*What the exercise asks*: Copy every record below, exactly as written.

▬▬▬▬▬▬▬▬▬▬

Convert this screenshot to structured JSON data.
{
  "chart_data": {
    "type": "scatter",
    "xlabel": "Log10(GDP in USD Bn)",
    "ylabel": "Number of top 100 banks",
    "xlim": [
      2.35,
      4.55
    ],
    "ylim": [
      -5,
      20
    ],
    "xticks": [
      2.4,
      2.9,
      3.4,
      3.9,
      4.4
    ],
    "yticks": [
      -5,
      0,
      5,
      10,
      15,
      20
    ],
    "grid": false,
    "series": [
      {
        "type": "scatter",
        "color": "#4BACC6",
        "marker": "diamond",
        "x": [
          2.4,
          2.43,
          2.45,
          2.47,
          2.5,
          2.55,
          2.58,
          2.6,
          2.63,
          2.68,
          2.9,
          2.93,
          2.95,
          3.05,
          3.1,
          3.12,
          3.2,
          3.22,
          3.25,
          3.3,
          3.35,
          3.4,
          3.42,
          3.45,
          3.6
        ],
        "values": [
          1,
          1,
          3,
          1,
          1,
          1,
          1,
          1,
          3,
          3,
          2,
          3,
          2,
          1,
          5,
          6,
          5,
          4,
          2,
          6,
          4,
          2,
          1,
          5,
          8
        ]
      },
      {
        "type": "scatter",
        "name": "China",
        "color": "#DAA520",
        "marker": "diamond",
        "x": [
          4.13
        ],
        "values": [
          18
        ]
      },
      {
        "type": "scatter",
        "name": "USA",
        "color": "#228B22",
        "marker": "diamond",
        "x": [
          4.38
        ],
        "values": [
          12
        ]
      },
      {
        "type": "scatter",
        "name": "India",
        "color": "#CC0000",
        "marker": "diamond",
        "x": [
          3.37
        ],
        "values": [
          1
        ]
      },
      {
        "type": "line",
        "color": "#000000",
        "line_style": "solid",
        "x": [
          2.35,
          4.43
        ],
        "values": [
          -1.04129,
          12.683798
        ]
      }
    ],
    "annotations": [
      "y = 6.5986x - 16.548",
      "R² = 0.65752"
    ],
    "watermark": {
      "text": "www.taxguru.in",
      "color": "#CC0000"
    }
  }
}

▬▬▬▬▬▬▬▬▬▬

*Worked answer*:
Convert this screenshot to structured JSON data.
{
  "chart_data": {
    "type": "scatter",
    "xlabel": "Log10(GDP in USD Bn)",
    "ylabel": "Number of top 100 banks",
    "xlim": [
      2.35,
      4.55
    ],
    "ylim": [
      -5,
      20
    ],
    "xticks": [
      2.4,
      2.9,
      3.4,
      3.9,
      4.4
    ],
    "yticks": [
      -5,
      0,
      5,
      10,
      15,
      20
    ],
    "grid": false,
    "series": [
      {
        "type": "scatter",
        "color": "#4BACC6",
        "marker": "diamond",
        "x": [
          2.4,
          2.43,
          2.45,
          2.47,
          2.5,
          2.55,
          2.58,
          2.6,
          2.63,
          2.68,
          2.9,
          2.93,
          2.95,
          3.05,
          3.1,
          3.12,
          3.2,
          3.22,
          3.25,
          3.3,
          3.35,
          3.4,
          3.42,
          3.45,
          3.6
        ],
        "values": [
          1,
          1,
          3,
          1,
          1,
          1,
          1,
          1,
          3,
          3,
          2,
          3,
          2,
          1,
          5,
          6,
          5,
          4,
          2,
          6,
          4,
          2,
          1,
          5,
          8
        ]
      },
      {
        "type": "scatter",
        "name": "China",
        "color": "#DAA520",
        "marker": "diamond",
        "x": [
          4.13
        ],
        "values": [
          18
        ]
      },
      {
        "type": "scatter",
        "name": "USA",
        "color": "#228B22",
        "marker": "diamond",
        "x": [
          4.38
        ],
        "values": [
          12
        ]
      },
      {
        "type": "scatter",
        "name": "India",
        "color": "#CC0000",
        "marker": "diamond",
        "x": [
          3.37
        ],
        "values": [
          1
        ]
      },
      {
        "type": "line",
        "color": "#000000",
        "line_style": "solid",
        "x": [
          2.35,
          4.43
        ],
        "values": [
          -1.04129,
          12.683798
        ]
      }
    ],
    "annotations": [
      "y = 6.5986x - 16.548",
      "R² = 0.65752"
    ],
    "watermark": {
      "text": "www.taxguru.in",
      "color": "#CC0000"
    }
  }
}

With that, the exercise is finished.